**The problem:** Go through the listing and set it down exactly, leaving out its pictures.

── Data for the task

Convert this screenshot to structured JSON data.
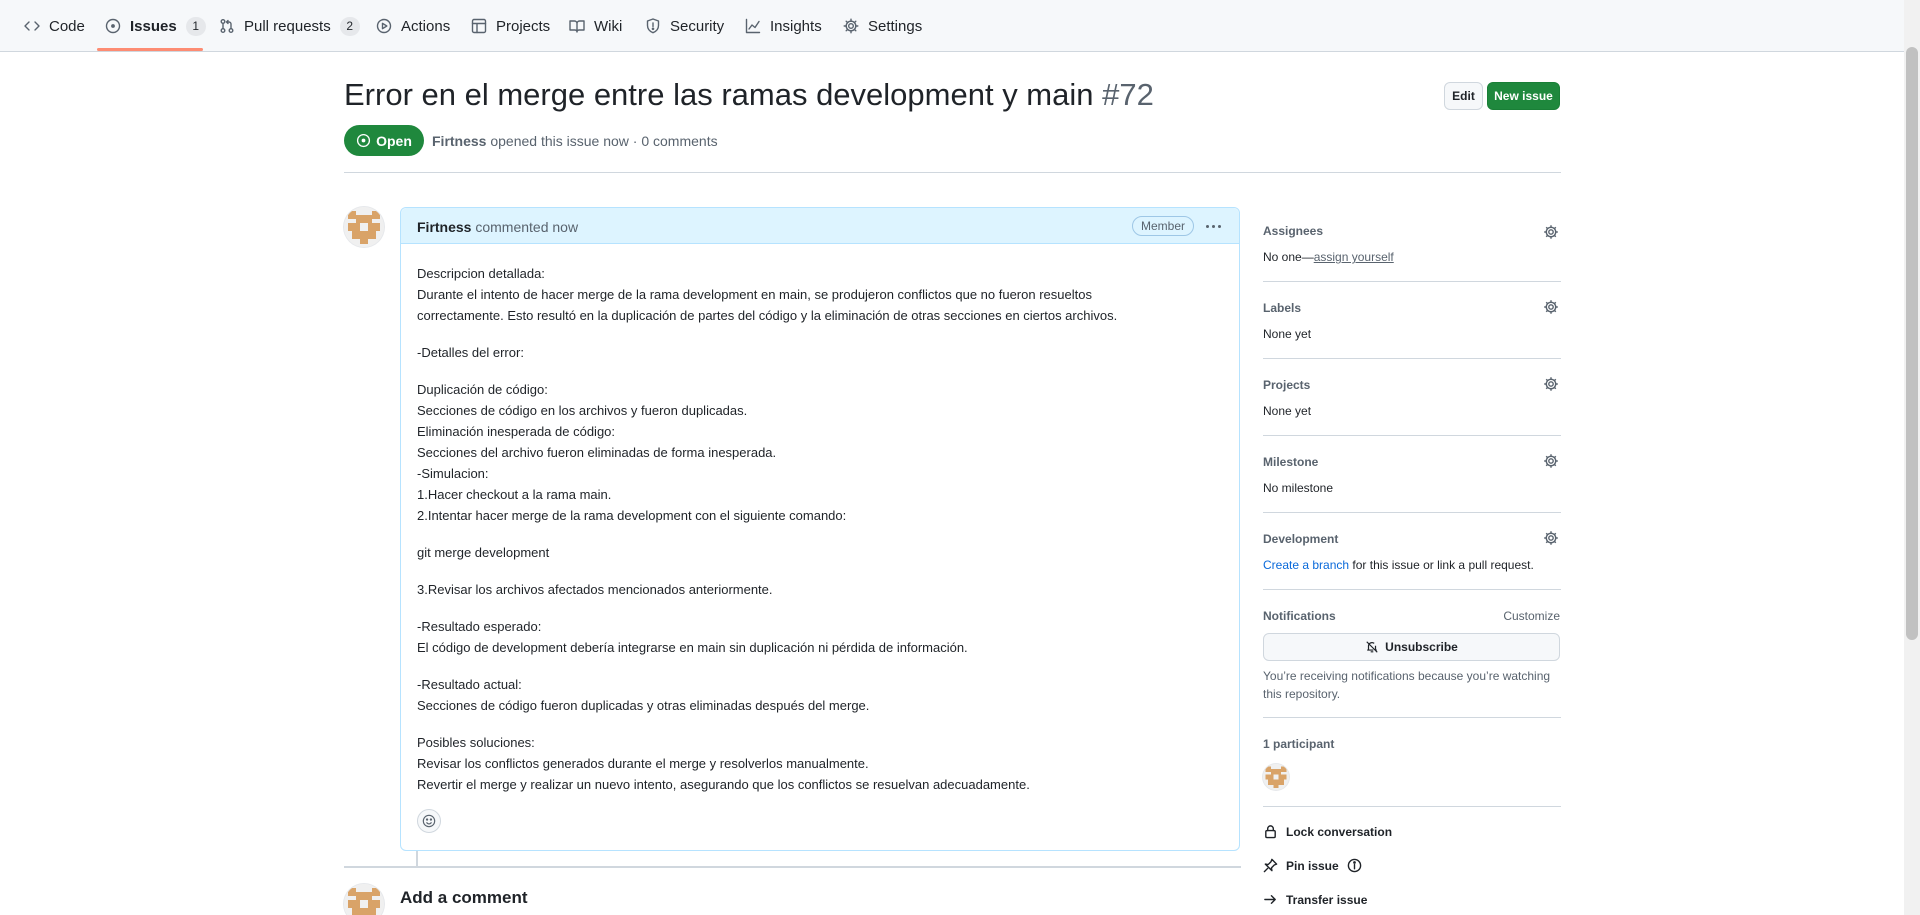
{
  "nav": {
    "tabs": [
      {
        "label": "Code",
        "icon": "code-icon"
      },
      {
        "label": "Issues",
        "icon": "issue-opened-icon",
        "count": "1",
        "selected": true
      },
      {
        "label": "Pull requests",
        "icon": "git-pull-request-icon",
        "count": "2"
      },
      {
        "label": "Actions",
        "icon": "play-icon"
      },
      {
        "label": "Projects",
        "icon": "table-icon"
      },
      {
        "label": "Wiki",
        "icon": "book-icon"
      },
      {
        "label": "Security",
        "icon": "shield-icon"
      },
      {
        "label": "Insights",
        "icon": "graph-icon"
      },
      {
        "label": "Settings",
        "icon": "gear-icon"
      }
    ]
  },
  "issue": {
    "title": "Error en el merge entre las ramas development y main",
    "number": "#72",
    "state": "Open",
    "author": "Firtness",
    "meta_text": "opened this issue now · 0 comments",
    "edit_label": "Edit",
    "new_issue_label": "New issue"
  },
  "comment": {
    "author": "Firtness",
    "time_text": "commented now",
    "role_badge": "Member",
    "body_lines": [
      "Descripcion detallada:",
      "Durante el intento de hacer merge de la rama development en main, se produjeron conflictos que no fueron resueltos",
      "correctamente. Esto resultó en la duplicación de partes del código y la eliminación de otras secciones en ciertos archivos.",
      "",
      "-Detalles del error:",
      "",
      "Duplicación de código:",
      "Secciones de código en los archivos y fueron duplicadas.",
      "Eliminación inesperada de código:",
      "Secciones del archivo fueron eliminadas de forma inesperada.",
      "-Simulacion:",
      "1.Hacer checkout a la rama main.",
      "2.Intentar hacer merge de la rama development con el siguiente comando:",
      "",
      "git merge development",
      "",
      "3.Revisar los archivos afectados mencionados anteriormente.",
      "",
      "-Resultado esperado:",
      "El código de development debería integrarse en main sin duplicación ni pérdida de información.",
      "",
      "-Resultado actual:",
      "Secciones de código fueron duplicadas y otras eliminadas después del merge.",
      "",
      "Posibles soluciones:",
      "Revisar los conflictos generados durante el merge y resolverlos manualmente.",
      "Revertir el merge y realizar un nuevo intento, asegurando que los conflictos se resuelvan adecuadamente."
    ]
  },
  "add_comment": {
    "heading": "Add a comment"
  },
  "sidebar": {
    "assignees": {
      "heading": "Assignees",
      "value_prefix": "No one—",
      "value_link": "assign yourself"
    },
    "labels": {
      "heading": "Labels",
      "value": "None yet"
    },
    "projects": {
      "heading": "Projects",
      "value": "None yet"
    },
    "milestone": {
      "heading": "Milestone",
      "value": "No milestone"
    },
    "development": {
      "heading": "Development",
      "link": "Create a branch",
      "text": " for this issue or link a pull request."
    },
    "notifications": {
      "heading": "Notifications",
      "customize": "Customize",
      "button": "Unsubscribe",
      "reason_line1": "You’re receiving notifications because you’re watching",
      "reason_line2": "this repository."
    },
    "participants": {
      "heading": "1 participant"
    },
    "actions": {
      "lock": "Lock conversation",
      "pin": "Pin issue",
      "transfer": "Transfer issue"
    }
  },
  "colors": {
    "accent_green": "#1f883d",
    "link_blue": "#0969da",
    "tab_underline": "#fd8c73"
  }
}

────

**Worked answer:**
Convert this screenshot to structured JSON data.
{
  "nav": {
    "tabs": [
      {
        "label": "Code",
        "icon": "code-icon"
      },
      {
        "label": "Issues",
        "icon": "issue-opened-icon",
        "count": "1",
        "selected": true
      },
      {
        "label": "Pull requests",
        "icon": "git-pull-request-icon",
        "count": "2"
      },
      {
        "label": "Actions",
        "icon": "play-icon"
      },
      {
        "label": "Projects",
        "icon": "table-icon"
      },
      {
        "label": "Wiki",
        "icon": "book-icon"
      },
      {
        "label": "Security",
        "icon": "shield-icon"
      },
      {
        "label": "Insights",
        "icon": "graph-icon"
      },
      {
        "label": "Settings",
        "icon": "gear-icon"
      }
    ]
  },
  "issue": {
    "title": "Error en el merge entre las ramas development y main",
    "number": "#72",
    "state": "Open",
    "author": "Firtness",
    "meta_text": "opened this issue now · 0 comments",
    "edit_label": "Edit",
    "new_issue_label": "New issue"
  },
  "comment": {
    "author": "Firtness",
    "time_text": "commented now",
    "role_badge": "Member",
    "body_lines": [
      "Descripcion detallada:",
      "Durante el intento de hacer merge de la rama development en main, se produjeron conflictos que no fueron resueltos",
      "correctamente. Esto resultó en la duplicación de partes del código y la eliminación de otras secciones en ciertos archivos.",
      "",
      "-Detalles del error:",
      "",
      "Duplicación de código:",
      "Secciones de código en los archivos y fueron duplicadas.",
      "Eliminación inesperada de código:",
      "Secciones del archivo fueron eliminadas de forma inesperada.",
      "-Simulacion:",
      "1.Hacer checkout a la rama main.",
      "2.Intentar hacer merge de la rama development con el siguiente comando:",
      "",
      "git merge development",
      "",
      "3.Revisar los archivos afectados mencionados anteriormente.",
      "",
      "-Resultado esperado:",
      "El código de development debería integrarse en main sin duplicación ni pérdida de información.",
      "",
      "-Resultado actual:",
      "Secciones de código fueron duplicadas y otras eliminadas después del merge.",
      "",
      "Posibles soluciones:",
      "Revisar los conflictos generados durante el merge y resolverlos manualmente.",
      "Revertir el merge y realizar un nuevo intento, asegurando que los conflictos se resuelvan adecuadamente."
    ]
  },
  "add_comment": {
    "heading": "Add a comment"
  },
  "sidebar": {
    "assignees": {
      "heading": "Assignees",
      "value_prefix": "No one—",
      "value_link": "assign yourself"
    },
    "labels": {
      "heading": "Labels",
      "value": "None yet"
    },
    "projects": {
      "heading": "Projects",
      "value": "None yet"
    },
    "milestone": {
      "heading": "Milestone",
      "value": "No milestone"
    },
    "development": {
      "heading": "Development",
      "link": "Create a branch",
      "text": " for this issue or link a pull request."
    },
    "notifications": {
      "heading": "Notifications",
      "customize": "Customize",
      "button": "Unsubscribe",
      "reason_line1": "You’re receiving notifications because you’re watching",
      "reason_line2": "this repository."
    },
    "participants": {
      "heading": "1 participant"
    },
    "actions": {
      "lock": "Lock conversation",
      "pin": "Pin issue",
      "transfer": "Transfer issue"
    }
  },
  "colors": {
    "accent_green": "#1f883d",
    "link_blue": "#0969da",
    "tab_underline": "#fd8c73"
  }
}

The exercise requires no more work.